Exercise details - Count lines holding the string "Determinar" in the data that follows. Reply with one number only.

Source data -
^^^^^^^^^^^^^^^^

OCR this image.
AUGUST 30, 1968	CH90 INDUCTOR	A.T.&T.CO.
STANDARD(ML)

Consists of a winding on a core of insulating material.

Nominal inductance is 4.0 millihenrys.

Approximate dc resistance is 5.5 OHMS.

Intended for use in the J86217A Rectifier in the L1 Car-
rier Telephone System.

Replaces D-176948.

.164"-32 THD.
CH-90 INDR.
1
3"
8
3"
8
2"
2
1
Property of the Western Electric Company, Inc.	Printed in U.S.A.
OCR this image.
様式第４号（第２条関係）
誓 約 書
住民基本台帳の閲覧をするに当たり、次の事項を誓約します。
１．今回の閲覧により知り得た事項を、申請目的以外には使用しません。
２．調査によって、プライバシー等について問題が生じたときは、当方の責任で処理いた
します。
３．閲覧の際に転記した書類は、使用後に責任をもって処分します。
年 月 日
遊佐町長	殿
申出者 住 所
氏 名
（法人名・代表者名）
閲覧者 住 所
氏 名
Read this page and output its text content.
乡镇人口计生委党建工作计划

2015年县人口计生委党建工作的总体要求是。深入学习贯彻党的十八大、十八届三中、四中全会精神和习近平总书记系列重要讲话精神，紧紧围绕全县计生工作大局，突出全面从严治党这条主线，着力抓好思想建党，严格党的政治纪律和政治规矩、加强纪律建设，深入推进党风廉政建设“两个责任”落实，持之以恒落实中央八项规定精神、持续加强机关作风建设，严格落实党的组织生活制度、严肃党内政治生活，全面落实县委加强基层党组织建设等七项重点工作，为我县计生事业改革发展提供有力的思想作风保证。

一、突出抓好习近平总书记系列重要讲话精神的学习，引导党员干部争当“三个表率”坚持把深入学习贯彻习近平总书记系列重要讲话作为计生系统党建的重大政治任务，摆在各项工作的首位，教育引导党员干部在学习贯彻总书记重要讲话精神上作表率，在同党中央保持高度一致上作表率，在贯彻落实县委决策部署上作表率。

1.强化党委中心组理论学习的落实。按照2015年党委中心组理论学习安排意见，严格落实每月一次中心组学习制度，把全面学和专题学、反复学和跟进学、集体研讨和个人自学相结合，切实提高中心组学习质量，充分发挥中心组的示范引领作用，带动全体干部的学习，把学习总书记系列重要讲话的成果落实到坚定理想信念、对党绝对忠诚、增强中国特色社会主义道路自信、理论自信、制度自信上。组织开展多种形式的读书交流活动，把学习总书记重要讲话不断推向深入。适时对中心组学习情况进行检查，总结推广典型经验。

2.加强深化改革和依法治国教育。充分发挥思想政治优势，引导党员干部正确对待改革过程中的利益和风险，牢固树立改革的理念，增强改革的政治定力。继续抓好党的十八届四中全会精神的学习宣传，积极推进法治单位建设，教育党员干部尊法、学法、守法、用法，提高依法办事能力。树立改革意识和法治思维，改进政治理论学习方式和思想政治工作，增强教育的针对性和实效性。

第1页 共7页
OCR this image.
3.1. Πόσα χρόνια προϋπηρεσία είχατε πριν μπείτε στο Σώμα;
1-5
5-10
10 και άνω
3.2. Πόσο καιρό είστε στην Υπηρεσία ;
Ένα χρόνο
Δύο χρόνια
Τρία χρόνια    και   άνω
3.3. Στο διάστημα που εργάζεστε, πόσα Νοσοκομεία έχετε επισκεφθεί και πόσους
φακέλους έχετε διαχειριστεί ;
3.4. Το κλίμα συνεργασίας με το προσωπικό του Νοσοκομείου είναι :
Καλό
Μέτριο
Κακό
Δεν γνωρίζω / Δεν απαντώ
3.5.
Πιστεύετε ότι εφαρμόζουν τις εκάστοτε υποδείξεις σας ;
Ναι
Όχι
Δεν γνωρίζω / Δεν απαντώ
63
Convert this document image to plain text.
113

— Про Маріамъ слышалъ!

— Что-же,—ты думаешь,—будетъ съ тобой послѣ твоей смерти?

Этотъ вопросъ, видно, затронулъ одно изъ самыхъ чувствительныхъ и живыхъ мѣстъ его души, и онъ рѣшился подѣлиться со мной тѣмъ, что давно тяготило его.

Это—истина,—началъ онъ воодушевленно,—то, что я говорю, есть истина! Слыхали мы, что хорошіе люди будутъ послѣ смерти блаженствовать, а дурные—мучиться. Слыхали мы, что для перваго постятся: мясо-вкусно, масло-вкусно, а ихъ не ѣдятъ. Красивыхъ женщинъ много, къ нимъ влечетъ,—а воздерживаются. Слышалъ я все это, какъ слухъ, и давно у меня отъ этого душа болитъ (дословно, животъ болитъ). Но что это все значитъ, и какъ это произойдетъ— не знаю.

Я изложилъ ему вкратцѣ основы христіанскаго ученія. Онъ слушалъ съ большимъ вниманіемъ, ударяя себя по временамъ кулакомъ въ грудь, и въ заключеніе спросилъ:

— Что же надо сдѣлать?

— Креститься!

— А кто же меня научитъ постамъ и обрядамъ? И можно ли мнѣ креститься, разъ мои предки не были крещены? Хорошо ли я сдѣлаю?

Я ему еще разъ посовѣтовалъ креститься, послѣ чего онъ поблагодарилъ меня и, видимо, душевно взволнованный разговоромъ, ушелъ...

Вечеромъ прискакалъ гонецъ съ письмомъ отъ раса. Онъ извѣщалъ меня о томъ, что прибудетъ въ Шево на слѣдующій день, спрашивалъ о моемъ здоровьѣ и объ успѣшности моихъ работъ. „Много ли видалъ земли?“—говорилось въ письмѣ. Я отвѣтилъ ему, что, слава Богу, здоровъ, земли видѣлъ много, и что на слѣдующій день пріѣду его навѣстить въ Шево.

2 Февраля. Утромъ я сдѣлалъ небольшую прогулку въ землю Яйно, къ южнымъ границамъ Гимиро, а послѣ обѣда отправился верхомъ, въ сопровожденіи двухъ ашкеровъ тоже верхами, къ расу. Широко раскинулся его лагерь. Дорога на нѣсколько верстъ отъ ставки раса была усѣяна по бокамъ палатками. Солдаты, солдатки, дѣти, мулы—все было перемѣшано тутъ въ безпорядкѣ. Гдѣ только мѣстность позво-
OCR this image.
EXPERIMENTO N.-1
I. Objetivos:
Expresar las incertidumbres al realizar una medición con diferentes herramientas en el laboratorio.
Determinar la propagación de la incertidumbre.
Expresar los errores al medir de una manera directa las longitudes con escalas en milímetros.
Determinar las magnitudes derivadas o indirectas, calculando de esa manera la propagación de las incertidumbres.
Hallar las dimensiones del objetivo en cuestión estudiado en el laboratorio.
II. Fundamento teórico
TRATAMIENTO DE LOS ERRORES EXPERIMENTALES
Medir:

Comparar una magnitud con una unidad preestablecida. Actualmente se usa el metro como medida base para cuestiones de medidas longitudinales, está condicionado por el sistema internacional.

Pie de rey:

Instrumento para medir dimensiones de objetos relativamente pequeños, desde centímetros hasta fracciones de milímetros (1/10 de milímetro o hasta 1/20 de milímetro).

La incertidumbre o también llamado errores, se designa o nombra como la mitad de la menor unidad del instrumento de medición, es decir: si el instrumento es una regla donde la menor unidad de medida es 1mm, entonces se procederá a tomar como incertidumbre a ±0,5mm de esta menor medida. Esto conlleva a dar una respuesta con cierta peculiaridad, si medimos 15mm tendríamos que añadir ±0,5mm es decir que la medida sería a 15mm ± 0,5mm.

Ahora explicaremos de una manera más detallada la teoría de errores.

^^^^^^^^^^^^^^^^

Final result - 2